A run of records
--------------------------------------------------

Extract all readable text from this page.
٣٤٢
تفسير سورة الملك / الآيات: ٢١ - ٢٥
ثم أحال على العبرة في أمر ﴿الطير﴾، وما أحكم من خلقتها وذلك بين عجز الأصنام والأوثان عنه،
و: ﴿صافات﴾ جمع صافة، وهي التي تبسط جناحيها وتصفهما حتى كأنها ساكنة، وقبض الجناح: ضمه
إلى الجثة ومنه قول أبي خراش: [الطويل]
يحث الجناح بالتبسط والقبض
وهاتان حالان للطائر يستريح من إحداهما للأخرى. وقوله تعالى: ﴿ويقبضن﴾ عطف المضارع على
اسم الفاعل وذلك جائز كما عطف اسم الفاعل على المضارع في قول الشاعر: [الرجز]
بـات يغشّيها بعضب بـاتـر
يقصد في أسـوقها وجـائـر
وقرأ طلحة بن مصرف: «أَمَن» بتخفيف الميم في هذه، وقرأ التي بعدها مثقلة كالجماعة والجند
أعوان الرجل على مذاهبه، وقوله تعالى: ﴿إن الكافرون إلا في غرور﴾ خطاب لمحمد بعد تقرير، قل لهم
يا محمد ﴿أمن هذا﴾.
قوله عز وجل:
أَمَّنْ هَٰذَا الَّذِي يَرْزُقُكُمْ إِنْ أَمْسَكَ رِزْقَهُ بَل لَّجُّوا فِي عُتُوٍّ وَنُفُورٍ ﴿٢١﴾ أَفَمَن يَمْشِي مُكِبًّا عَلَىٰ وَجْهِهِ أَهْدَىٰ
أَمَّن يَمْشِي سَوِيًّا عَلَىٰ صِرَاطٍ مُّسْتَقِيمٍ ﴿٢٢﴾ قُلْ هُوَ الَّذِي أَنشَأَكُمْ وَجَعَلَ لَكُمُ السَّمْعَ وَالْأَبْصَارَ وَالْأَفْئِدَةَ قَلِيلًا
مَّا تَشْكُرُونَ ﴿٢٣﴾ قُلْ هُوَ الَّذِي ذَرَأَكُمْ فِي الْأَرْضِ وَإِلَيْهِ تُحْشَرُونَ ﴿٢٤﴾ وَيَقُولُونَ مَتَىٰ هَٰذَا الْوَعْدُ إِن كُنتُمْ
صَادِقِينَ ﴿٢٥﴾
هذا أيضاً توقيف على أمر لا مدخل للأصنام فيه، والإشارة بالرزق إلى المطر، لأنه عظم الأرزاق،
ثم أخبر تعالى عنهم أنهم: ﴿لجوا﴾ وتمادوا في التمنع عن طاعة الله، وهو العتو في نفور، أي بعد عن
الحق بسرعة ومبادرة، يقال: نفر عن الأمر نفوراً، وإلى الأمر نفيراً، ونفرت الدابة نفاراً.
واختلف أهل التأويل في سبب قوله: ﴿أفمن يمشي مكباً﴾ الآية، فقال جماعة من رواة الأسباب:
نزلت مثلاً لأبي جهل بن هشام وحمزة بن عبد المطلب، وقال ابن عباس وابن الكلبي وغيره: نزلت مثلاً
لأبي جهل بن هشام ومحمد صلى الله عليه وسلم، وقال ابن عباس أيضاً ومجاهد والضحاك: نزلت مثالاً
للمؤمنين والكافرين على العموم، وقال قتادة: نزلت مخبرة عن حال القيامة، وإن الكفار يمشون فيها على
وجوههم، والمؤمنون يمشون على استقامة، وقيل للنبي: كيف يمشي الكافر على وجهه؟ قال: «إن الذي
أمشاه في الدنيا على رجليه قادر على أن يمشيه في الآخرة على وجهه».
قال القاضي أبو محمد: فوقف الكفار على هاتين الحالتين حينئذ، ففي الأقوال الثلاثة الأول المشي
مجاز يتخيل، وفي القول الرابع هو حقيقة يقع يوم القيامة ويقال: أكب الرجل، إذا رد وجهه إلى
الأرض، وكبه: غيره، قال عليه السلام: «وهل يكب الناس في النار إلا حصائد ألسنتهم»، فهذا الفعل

--------------------------------------------------

● **Prompt**: Looking at the listing above, how many of its lines contain the string "الله"? Give the number alone.

● **Full solution**: 2